---------- Data excerpts

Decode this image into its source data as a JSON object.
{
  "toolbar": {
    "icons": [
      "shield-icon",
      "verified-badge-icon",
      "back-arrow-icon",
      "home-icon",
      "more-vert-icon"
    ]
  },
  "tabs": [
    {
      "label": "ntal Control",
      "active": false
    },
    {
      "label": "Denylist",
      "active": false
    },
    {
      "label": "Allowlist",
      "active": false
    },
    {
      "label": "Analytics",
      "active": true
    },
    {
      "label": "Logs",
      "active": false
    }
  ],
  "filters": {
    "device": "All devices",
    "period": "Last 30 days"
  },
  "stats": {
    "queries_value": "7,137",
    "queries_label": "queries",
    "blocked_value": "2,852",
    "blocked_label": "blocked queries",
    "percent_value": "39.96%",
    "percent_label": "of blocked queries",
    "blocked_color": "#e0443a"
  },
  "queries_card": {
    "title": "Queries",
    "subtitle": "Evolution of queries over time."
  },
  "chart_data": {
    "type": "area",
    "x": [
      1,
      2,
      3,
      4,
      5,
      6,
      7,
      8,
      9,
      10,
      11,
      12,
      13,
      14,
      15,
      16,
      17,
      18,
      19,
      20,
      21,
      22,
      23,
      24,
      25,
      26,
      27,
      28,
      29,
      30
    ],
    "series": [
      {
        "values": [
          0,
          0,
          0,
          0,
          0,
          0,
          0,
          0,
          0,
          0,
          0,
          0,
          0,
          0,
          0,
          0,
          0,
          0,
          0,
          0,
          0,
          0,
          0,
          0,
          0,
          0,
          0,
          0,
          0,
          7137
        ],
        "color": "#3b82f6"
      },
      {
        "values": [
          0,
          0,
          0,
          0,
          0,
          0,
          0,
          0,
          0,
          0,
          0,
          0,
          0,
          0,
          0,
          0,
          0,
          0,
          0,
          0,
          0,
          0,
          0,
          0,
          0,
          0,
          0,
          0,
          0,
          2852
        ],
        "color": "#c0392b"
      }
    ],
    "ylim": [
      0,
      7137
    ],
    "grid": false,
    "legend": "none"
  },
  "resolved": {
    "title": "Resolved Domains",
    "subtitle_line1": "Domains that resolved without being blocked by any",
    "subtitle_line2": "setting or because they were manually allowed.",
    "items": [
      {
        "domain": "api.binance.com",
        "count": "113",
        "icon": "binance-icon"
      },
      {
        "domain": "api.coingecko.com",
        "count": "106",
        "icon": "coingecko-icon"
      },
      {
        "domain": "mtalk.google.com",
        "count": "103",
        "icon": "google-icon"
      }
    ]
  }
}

--------------------

# Written request
Every line above that contains the word "coingecko" should be reported.

# Correct result
        "domain": "api.coingecko.com",
        "icon": "coingecko-icon"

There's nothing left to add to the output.